TEXT TO READ:
Image VSync. To avoid screen tearing, it is common practice to change the image displayed by a video card only during a monitor’s vertical blanking interval. This way, the monitor will never show part of one frame and part of the next frame at the same time. This means that a present call on the GPU must wait until the vertical blanking interval for the user’s monitor, which is typically once every 1/60 of a second. If your game’s frames take only 16 ms, this is not a problem. However, if a frame takes even 1 ms longer to render, the rendering will not be complete by the time the video card is ready to update the display. In this case, the command to present the back buffer to the front will stall, waiting an extra 15 ms until the next vertical blanking interval. When this happens, your user experiences an extra frame of latency.


Note

Screen tearing is what happens when a GPU presents a back buffer while the monitor is in the middle of refreshing the image on its screen. Monitors typically update the image on screen one horizontal row at a time, from top bottom. If the image being drawn to the screen changes in the middle of the update, the user observes the bottom half of the screen showing the new image while the top half still shows the previous image. If the camera is scrolling rapidly across the world, this can result in a shearing effect that makes it look as if the image were printed on a piece of paper, torn in half, and then one-half slightly shifted.

Most PC games give the user an option to disable vsync for enhanced performance, and some newer LCD monitors, known as G-SYNC, actually have variable refresh rates that can adjust to match frame rate and avoid the potential latency of vsyncing.


Image Display lag. Most HDTVs and LCD monitors process their input to some extent before actually displaying an image. This processing can include de-interlacing, HDCP as well as other DRM, and image effects like video scaling, noise cancellation, adaptive luminance, image filtering, and more. This processing comes at a cost, and can easily add tens of milliseconds to the latency users perceive. Some televisions have a “game” mode that decreases video processing to minimize latency, but you cannot count on this to be enabled.

Image Pixel response time. LCD displays have the additional problem that pixels just take time to change brightness. Typically this duration is in the single digits of milliseconds, but with older displays, this can easily add an extra half frame of latency. Luckily, the latency here presents more as image ghosting than absolute latency—the transition starts right away, but doesn’t complete for several milliseconds.

Non-network latency is a serious issue and can negatively impact a user’s perception of a game. John Carmack famously once tweeted “I can send an IP packet to Europe faster than I can send a pixel to the screen. How f’d up is that?” Given the amount of latency already present in a single-player game, there is strong pressure to mitigate any network-influenced latency as much as possible when introducing multiplayer functionality. To do that, it helps to understand the root causes of network latency.

Network Latency

Although there are many sources of latency, the delay experienced by a packet as it travels from a source host to its destination is usually the most significant cause of latency in multiplayer gaming. There are four main delays a packet experiences during its lifetime:

1. Processing delay. Remember that a network router works by reading packets from a network interface, examining the destination IP address, figuring out the next machine that should receive the packet, and then forwarding it out of an appropriate interface. The time spent examining the source address and determining an appropriate route is known as the processing delay. Processing delay can also include any extra functionality the router provides, such as NAT or encryption.

DATA EXCERPTS:
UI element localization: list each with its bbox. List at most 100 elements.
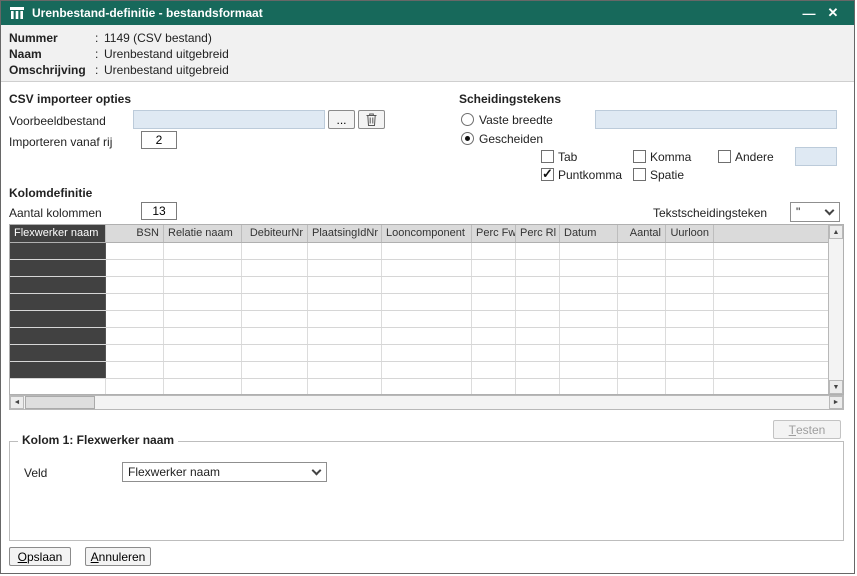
column-header[interactable]: Perc Rl [516,225,560,242]
table-cell[interactable] [472,277,516,293]
table-row[interactable] [10,362,828,379]
table-cell[interactable] [560,243,618,259]
column-header[interactable]: Looncomponent [382,225,472,242]
table-cell[interactable] [472,311,516,327]
voorbeeldbestand-input[interactable] [133,110,325,129]
table-row[interactable] [10,277,828,294]
table-cell[interactable] [106,311,164,327]
horizontal-scroll-thumb[interactable] [25,396,95,409]
vaste-breedte-radio[interactable] [461,113,474,126]
table-cell[interactable] [308,345,382,361]
column-header[interactable]: Datum [560,225,618,242]
veld-select[interactable]: Flexwerker naam [122,462,327,482]
table-cell[interactable] [666,362,714,378]
table-cell[interactable] [382,277,472,293]
table-cell[interactable] [560,277,618,293]
importeren-vanaf-rij-input[interactable] [141,131,177,149]
table-cell[interactable] [516,311,560,327]
table-cell[interactable] [308,277,382,293]
table-cell[interactable] [618,243,666,259]
spatie-checkbox[interactable] [633,168,646,181]
tab-checkbox[interactable] [541,150,554,163]
table-cell[interactable] [242,379,308,394]
table-cell[interactable] [666,277,714,293]
table-row[interactable] [10,345,828,362]
table-cell[interactable] [10,362,106,378]
table-cell[interactable] [666,379,714,394]
table-cell[interactable] [10,277,106,293]
komma-checkbox[interactable] [633,150,646,163]
gescheiden-label[interactable]: Gescheiden [479,132,543,146]
table-cell[interactable] [10,328,106,344]
table-cell[interactable] [516,345,560,361]
table-cell[interactable] [164,345,242,361]
puntkomma-label[interactable]: Puntkomma [558,168,622,182]
table-cell[interactable] [10,311,106,327]
aantal-kolommen-input[interactable] [141,202,177,220]
table-cell[interactable] [242,311,308,327]
table-row[interactable] [10,311,828,328]
table-row[interactable] [10,243,828,260]
column-header[interactable]: BSN [106,225,164,242]
andere-input[interactable] [795,147,837,166]
table-cell[interactable] [106,362,164,378]
andere-checkbox[interactable] [718,150,731,163]
table-cell[interactable] [666,311,714,327]
table-cell[interactable] [242,345,308,361]
table-cell[interactable] [472,294,516,310]
table-cell[interactable] [164,294,242,310]
scroll-up-icon[interactable]: ▲ [829,225,843,239]
table-cell[interactable] [516,277,560,293]
column-header[interactable]: Flexwerker naam [10,225,106,242]
table-cell[interactable] [618,379,666,394]
table-cell[interactable] [666,243,714,259]
table-cell[interactable] [516,362,560,378]
column-header[interactable]: Relatie naam [164,225,242,242]
scroll-right-icon[interactable]: ► [829,396,843,409]
table-cell[interactable] [242,294,308,310]
table-cell[interactable] [516,328,560,344]
table-cell[interactable] [106,379,164,394]
table-cell[interactable] [560,311,618,327]
table-cell[interactable] [106,277,164,293]
table-cell[interactable] [618,294,666,310]
table-cell[interactable] [560,345,618,361]
table-cell[interactable] [382,294,472,310]
table-cell[interactable] [618,311,666,327]
testen-button[interactable]: Testen [773,420,841,439]
table-cell[interactable] [164,277,242,293]
table-cell[interactable] [10,379,106,394]
table-cell[interactable] [560,294,618,310]
table-cell[interactable] [666,294,714,310]
table-cell[interactable] [516,379,560,394]
table-cell[interactable] [164,260,242,276]
table-cell[interactable] [10,243,106,259]
table-cell[interactable] [106,345,164,361]
puntkomma-checkbox[interactable] [541,166,554,182]
table-cell[interactable] [10,260,106,276]
browse-button[interactable]: ... [328,110,355,129]
column-header[interactable]: DebiteurNr [242,225,308,242]
andere-label[interactable]: Andere [735,150,774,164]
table-cell[interactable] [106,294,164,310]
table-cell[interactable] [106,260,164,276]
tab-label[interactable]: Tab [558,150,577,164]
table-cell[interactable] [472,260,516,276]
opslaan-button[interactable]: Opslaan [9,547,71,566]
table-cell[interactable] [242,277,308,293]
table-cell[interactable] [560,379,618,394]
table-cell[interactable] [10,345,106,361]
table-row[interactable] [10,379,828,394]
table-cell[interactable] [164,379,242,394]
table-cell[interactable] [382,311,472,327]
scroll-left-icon[interactable]: ◄ [10,396,24,409]
close-button[interactable]: ✕ [821,3,845,23]
table-row[interactable] [10,260,828,277]
vaste-breedte-label[interactable]: Vaste breedte [479,113,553,127]
horizontal-scrollbar[interactable]: ◄ ► [9,395,844,410]
table-cell[interactable] [382,260,472,276]
table-cell[interactable] [308,362,382,378]
table-cell[interactable] [516,260,560,276]
table-cell[interactable] [308,379,382,394]
table-cell[interactable] [472,362,516,378]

REQUIREMENTS:
Copy out everything from "Although there are" down to "NAT or encryption." in the latency text, renaming "router" to "gateway" throughout. Rely only on the latency text.

FINISHED EXERCISE:
Although there are many sources of latency, the delay experienced by a packet as it travels from a source host to its destination is usually the most significant cause of latency in multiplayer gaming. There are four main delays a packet experiences during its lifetime:

1. Processing delay. Remember that a network gateway works by reading packets from a network interface, examining the destination IP address, figuring out the next machine that should receive the packet, and then forwarding it out of an appropriate interface. The time spent examining the source address and determining an appropriate route is known as the processing delay. Processing delay can also include any extra functionality the gateway provides, such as NAT or encryption.